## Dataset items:

+--

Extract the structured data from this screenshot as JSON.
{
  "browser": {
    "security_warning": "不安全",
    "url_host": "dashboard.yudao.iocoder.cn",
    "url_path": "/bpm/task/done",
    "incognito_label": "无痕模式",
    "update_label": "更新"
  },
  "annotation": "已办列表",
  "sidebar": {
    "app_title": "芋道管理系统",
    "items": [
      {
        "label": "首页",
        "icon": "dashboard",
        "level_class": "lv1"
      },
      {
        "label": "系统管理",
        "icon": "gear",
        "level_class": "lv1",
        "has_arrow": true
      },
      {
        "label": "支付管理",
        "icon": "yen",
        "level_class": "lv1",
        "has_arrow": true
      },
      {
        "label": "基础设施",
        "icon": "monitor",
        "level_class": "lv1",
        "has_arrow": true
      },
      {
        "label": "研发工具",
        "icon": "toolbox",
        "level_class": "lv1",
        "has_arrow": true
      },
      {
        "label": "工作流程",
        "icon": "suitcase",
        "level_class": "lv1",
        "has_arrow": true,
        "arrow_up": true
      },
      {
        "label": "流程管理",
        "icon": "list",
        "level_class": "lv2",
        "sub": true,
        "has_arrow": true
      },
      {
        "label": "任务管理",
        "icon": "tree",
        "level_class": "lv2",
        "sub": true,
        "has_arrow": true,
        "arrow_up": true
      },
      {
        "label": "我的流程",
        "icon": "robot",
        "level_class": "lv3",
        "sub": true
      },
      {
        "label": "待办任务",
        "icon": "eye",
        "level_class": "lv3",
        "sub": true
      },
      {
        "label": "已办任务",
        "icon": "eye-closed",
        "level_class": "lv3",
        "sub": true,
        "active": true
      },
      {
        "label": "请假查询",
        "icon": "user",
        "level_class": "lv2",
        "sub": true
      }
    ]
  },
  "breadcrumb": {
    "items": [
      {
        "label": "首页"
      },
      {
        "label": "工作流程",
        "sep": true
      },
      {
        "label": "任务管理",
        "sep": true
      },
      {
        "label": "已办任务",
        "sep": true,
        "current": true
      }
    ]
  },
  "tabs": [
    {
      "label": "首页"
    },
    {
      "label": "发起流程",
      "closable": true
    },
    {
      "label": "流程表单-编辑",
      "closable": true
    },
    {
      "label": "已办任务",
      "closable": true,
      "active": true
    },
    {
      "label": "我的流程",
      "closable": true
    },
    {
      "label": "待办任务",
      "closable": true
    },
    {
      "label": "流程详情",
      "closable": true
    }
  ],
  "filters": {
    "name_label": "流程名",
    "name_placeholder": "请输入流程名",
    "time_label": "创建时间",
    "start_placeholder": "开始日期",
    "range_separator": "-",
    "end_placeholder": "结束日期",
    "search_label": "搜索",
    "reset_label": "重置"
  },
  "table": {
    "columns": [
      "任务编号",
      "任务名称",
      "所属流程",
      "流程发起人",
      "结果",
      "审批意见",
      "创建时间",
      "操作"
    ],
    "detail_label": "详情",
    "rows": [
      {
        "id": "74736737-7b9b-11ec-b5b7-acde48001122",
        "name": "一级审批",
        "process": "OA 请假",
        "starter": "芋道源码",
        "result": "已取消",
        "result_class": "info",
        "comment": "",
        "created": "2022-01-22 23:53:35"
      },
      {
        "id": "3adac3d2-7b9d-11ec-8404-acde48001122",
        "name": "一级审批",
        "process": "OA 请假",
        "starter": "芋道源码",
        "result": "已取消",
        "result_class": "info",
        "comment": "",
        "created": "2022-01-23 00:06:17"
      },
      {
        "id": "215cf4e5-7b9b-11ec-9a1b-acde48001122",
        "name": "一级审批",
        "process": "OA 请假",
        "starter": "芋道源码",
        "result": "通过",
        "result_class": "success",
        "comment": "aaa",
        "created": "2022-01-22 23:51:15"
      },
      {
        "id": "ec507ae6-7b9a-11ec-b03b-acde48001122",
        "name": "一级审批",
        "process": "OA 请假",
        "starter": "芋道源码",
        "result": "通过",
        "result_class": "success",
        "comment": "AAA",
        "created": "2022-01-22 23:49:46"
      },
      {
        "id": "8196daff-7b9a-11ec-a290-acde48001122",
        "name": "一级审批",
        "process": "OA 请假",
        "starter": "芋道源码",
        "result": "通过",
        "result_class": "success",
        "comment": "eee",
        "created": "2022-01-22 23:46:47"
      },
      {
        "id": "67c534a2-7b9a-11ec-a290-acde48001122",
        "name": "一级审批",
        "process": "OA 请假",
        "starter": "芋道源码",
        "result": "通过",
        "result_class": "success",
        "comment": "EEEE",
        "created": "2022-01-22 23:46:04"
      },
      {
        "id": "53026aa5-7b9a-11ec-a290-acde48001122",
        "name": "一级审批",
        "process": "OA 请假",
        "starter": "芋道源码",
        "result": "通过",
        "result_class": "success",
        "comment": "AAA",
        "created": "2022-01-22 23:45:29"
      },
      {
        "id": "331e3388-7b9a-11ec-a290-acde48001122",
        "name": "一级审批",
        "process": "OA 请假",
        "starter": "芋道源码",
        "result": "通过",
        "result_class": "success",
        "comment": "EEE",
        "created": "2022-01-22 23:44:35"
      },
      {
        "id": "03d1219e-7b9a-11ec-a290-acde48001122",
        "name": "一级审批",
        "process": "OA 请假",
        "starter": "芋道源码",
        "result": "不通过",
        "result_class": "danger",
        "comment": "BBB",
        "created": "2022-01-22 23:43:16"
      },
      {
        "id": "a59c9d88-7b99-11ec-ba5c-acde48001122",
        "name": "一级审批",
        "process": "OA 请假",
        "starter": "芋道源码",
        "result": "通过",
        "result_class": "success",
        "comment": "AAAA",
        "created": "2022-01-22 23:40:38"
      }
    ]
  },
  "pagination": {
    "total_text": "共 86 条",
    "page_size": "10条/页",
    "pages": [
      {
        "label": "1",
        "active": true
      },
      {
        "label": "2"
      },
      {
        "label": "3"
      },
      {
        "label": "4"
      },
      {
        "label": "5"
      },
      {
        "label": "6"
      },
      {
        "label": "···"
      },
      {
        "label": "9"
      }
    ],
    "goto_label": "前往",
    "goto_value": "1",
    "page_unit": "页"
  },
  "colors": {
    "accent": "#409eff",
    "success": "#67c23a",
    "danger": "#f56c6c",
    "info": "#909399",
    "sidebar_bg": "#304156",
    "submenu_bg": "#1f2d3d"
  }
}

+--

## GIVEN TASK:
Copy out all of the records shown above exactly.

## RESPONSE TO THE EXERCISE:
Extract the structured data from this screenshot as JSON.
{
  "browser": {
    "security_warning": "不安全",
    "url_host": "dashboard.yudao.iocoder.cn",
    "url_path": "/bpm/task/done",
    "incognito_label": "无痕模式",
    "update_label": "更新"
  },
  "annotation": "已办列表",
  "sidebar": {
    "app_title": "芋道管理系统",
    "items": [
      {
        "label": "首页",
        "icon": "dashboard",
        "level_class": "lv1"
      },
      {
        "label": "系统管理",
        "icon": "gear",
        "level_class": "lv1",
        "has_arrow": true
      },
      {
        "label": "支付管理",
        "icon": "yen",
        "level_class": "lv1",
        "has_arrow": true
      },
      {
        "label": "基础设施",
        "icon": "monitor",
        "level_class": "lv1",
        "has_arrow": true
      },
      {
        "label": "研发工具",
        "icon": "toolbox",
        "level_class": "lv1",
        "has_arrow": true
      },
      {
        "label": "工作流程",
        "icon": "suitcase",
        "level_class": "lv1",
        "has_arrow": true,
        "arrow_up": true
      },
      {
        "label": "流程管理",
        "icon": "list",
        "level_class": "lv2",
        "sub": true,
        "has_arrow": true
      },
      {
        "label": "任务管理",
        "icon": "tree",
        "level_class": "lv2",
        "sub": true,
        "has_arrow": true,
        "arrow_up": true
      },
      {
        "label": "我的流程",
        "icon": "robot",
        "level_class": "lv3",
        "sub": true
      },
      {
        "label": "待办任务",
        "icon": "eye",
        "level_class": "lv3",
        "sub": true
      },
      {
        "label": "已办任务",
        "icon": "eye-closed",
        "level_class": "lv3",
        "sub": true,
        "active": true
      },
      {
        "label": "请假查询",
        "icon": "user",
        "level_class": "lv2",
        "sub": true
      }
    ]
  },
  "breadcrumb": {
    "items": [
      {
        "label": "首页"
      },
      {
        "label": "工作流程",
        "sep": true
      },
      {
        "label": "任务管理",
        "sep": true
      },
      {
        "label": "已办任务",
        "sep": true,
        "current": true
      }
    ]
  },
  "tabs": [
    {
      "label": "首页"
    },
    {
      "label": "发起流程",
      "closable": true
    },
    {
      "label": "流程表单-编辑",
      "closable": true
    },
    {
      "label": "已办任务",
      "closable": true,
      "active": true
    },
    {
      "label": "我的流程",
      "closable": true
    },
    {
      "label": "待办任务",
      "closable": true
    },
    {
      "label": "流程详情",
      "closable": true
    }
  ],
  "filters": {
    "name_label": "流程名",
    "name_placeholder": "请输入流程名",
    "time_label": "创建时间",
    "start_placeholder": "开始日期",
    "range_separator": "-",
    "end_placeholder": "结束日期",
    "search_label": "搜索",
    "reset_label": "重置"
  },
  "table": {
    "columns": [
      "任务编号",
      "任务名称",
      "所属流程",
      "流程发起人",
      "结果",
      "审批意见",
      "创建时间",
      "操作"
    ],
    "detail_label": "详情",
    "rows": [
      {
        "id": "74736737-7b9b-11ec-b5b7-acde48001122",
        "name": "一级审批",
        "process": "OA 请假",
        "starter": "芋道源码",
        "result": "已取消",
        "result_class": "info",
        "comment": "",
        "created": "2022-01-22 23:53:35"
      },
      {
        "id": "3adac3d2-7b9d-11ec-8404-acde48001122",
        "name": "一级审批",
        "process": "OA 请假",
        "starter": "芋道源码",
        "result": "已取消",
        "result_class": "info",
        "comment": "",
        "created": "2022-01-23 00:06:17"
      },
      {
        "id": "215cf4e5-7b9b-11ec-9a1b-acde48001122",
        "name": "一级审批",
        "process": "OA 请假",
        "starter": "芋道源码",
        "result": "通过",
        "result_class": "success",
        "comment": "aaa",
        "created": "2022-01-22 23:51:15"
      },
      {
        "id": "ec507ae6-7b9a-11ec-b03b-acde48001122",
        "name": "一级审批",
        "process": "OA 请假",
        "starter": "芋道源码",
        "result": "通过",
        "result_class": "success",
        "comment": "AAA",
        "created": "2022-01-22 23:49:46"
      },
      {
        "id": "8196daff-7b9a-11ec-a290-acde48001122",
        "name": "一级审批",
        "process": "OA 请假",
        "starter": "芋道源码",
        "result": "通过",
        "result_class": "success",
        "comment": "eee",
        "created": "2022-01-22 23:46:47"
      },
      {
        "id": "67c534a2-7b9a-11ec-a290-acde48001122",
        "name": "一级审批",
        "process": "OA 请假",
        "starter": "芋道源码",
        "result": "通过",
        "result_class": "success",
        "comment": "EEEE",
        "created": "2022-01-22 23:46:04"
      },
      {
        "id": "53026aa5-7b9a-11ec-a290-acde48001122",
        "name": "一级审批",
        "process": "OA 请假",
        "starter": "芋道源码",
        "result": "通过",
        "result_class": "success",
        "comment": "AAA",
        "created": "2022-01-22 23:45:29"
      },
      {
        "id": "331e3388-7b9a-11ec-a290-acde48001122",
        "name": "一级审批",
        "process": "OA 请假",
        "starter": "芋道源码",
        "result": "通过",
        "result_class": "success",
        "comment": "EEE",
        "created": "2022-01-22 23:44:35"
      },
      {
        "id": "03d1219e-7b9a-11ec-a290-acde48001122",
        "name": "一级审批",
        "process": "OA 请假",
        "starter": "芋道源码",
        "result": "不通过",
        "result_class": "danger",
        "comment": "BBB",
        "created": "2022-01-22 23:43:16"
      },
      {
        "id": "a59c9d88-7b99-11ec-ba5c-acde48001122",
        "name": "一级审批",
        "process": "OA 请假",
        "starter": "芋道源码",
        "result": "通过",
        "result_class": "success",
        "comment": "AAAA",
        "created": "2022-01-22 23:40:38"
      }
    ]
  },
  "pagination": {
    "total_text": "共 86 条",
    "page_size": "10条/页",
    "pages": [
      {
        "label": "1",
        "active": true
      },
      {
        "label": "2"
      },
      {
        "label": "3"
      },
      {
        "label": "4"
      },
      {
        "label": "5"
      },
      {
        "label": "6"
      },
      {
        "label": "···"
      },
      {
        "label": "9"
      }
    ],
    "goto_label": "前往",
    "goto_value": "1",
    "page_unit": "页"
  },
  "colors": {
    "accent": "#409eff",
    "success": "#67c23a",
    "danger": "#f56c6c",
    "info": "#909399",
    "sidebar_bg": "#304156",
    "submenu_bg": "#1f2d3d"
  }
}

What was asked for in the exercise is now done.